**Written instruction:**
Give the records back in full, exactly as they read.

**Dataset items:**
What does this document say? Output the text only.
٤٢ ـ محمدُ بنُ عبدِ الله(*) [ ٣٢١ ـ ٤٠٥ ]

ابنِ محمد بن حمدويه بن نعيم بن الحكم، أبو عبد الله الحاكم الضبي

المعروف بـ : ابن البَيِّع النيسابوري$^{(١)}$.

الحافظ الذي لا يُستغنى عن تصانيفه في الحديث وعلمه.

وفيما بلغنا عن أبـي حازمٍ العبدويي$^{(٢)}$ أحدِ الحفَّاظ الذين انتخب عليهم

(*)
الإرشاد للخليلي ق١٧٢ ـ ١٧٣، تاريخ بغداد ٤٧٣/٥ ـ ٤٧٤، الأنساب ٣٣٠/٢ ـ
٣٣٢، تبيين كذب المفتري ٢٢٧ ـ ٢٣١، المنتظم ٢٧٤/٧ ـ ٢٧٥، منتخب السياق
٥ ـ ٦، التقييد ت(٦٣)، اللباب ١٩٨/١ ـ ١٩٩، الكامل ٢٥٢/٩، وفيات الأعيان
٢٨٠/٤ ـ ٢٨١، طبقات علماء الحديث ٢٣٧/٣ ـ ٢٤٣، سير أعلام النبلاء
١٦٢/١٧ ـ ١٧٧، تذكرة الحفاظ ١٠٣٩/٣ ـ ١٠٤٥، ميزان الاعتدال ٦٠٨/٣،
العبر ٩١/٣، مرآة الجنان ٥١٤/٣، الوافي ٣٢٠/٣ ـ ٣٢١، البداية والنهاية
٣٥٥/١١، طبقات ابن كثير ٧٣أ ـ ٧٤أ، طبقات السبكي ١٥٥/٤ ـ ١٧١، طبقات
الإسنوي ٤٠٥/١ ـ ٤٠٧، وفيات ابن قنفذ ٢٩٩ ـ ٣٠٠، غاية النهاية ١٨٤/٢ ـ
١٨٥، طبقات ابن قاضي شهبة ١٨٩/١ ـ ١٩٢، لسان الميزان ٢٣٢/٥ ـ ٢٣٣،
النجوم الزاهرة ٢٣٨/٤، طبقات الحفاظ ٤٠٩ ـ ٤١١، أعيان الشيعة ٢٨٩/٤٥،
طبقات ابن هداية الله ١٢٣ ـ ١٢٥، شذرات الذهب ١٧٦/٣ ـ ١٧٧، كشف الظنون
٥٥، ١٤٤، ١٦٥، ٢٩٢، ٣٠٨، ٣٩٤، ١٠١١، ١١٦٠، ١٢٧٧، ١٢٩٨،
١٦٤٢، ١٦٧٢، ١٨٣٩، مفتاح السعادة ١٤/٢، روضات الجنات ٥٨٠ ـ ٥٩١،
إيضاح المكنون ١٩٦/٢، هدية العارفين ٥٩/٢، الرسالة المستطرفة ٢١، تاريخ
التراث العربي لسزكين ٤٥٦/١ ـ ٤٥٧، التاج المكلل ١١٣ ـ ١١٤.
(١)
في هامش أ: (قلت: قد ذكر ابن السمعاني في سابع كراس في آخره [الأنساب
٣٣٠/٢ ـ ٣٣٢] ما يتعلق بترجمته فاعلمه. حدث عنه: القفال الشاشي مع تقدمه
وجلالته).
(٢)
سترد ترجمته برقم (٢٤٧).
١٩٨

**Problem solution:**
What does this document say? Output the text only.
٤٢ ـ محمدُ بنُ عبدِ الله(*) [ ٣٢١ ـ ٤٠٥ ]

ابنِ محمد بن حمدويه بن نعيم بن الحكم، أبو عبد الله الحاكم الضبي

المعروف بـ : ابن البَيِّع النيسابوري$^{(١)}$.

الحافظ الذي لا يُستغنى عن تصانيفه في الحديث وعلمه.

وفيما بلغنا عن أبـي حازمٍ العبدويي$^{(٢)}$ أحدِ الحفَّاظ الذين انتخب عليهم

(*)
الإرشاد للخليلي ق١٧٢ ـ ١٧٣، تاريخ بغداد ٤٧٣/٥ ـ ٤٧٤، الأنساب ٣٣٠/٢ ـ
٣٣٢، تبيين كذب المفتري ٢٢٧ ـ ٢٣١، المنتظم ٢٧٤/٧ ـ ٢٧٥، منتخب السياق
٥ ـ ٦، التقييد ت(٦٣)، اللباب ١٩٨/١ ـ ١٩٩، الكامل ٢٥٢/٩، وفيات الأعيان
٢٨٠/٤ ـ ٢٨١، طبقات علماء الحديث ٢٣٧/٣ ـ ٢٤٣، سير أعلام النبلاء
١٦٢/١٧ ـ ١٧٧، تذكرة الحفاظ ١٠٣٩/٣ ـ ١٠٤٥، ميزان الاعتدال ٦٠٨/٣،
العبر ٩١/٣، مرآة الجنان ٥١٤/٣، الوافي ٣٢٠/٣ ـ ٣٢١، البداية والنهاية
٣٥٥/١١، طبقات ابن كثير ٧٣أ ـ ٧٤أ، طبقات السبكي ١٥٥/٤ ـ ١٧١، طبقات
الإسنوي ٤٠٥/١ ـ ٤٠٧، وفيات ابن قنفذ ٢٩٩ ـ ٣٠٠، غاية النهاية ١٨٤/٢ ـ
١٨٥، طبقات ابن قاضي شهبة ١٨٩/١ ـ ١٩٢، لسان الميزان ٢٣٢/٥ ـ ٢٣٣،
النجوم الزاهرة ٢٣٨/٤، طبقات الحفاظ ٤٠٩ ـ ٤١١، أعيان الشيعة ٢٨٩/٤٥،
طبقات ابن هداية الله ١٢٣ ـ ١٢٥، شذرات الذهب ١٧٦/٣ ـ ١٧٧، كشف الظنون
٥٥، ١٤٤، ١٦٥، ٢٩٢، ٣٠٨، ٣٩٤، ١٠١١، ١١٦٠، ١٢٧٧، ١٢٩٨،
١٦٤٢، ١٦٧٢، ١٨٣٩، مفتاح السعادة ١٤/٢، روضات الجنات ٥٨٠ ـ ٥٩١،
إيضاح المكنون ١٩٦/٢، هدية العارفين ٥٩/٢، الرسالة المستطرفة ٢١، تاريخ
التراث العربي لسزكين ٤٥٦/١ ـ ٤٥٧، التاج المكلل ١١٣ ـ ١١٤.
(١)
في هامش أ: (قلت: قد ذكر ابن السمعاني في سابع كراس في آخره [الأنساب
٣٣٠/٢ ـ ٣٣٢] ما يتعلق بترجمته فاعلمه. حدث عنه: القفال الشاشي مع تقدمه
وجلالته).
(٢)
سترد ترجمته برقم (٢٤٧).
١٩٨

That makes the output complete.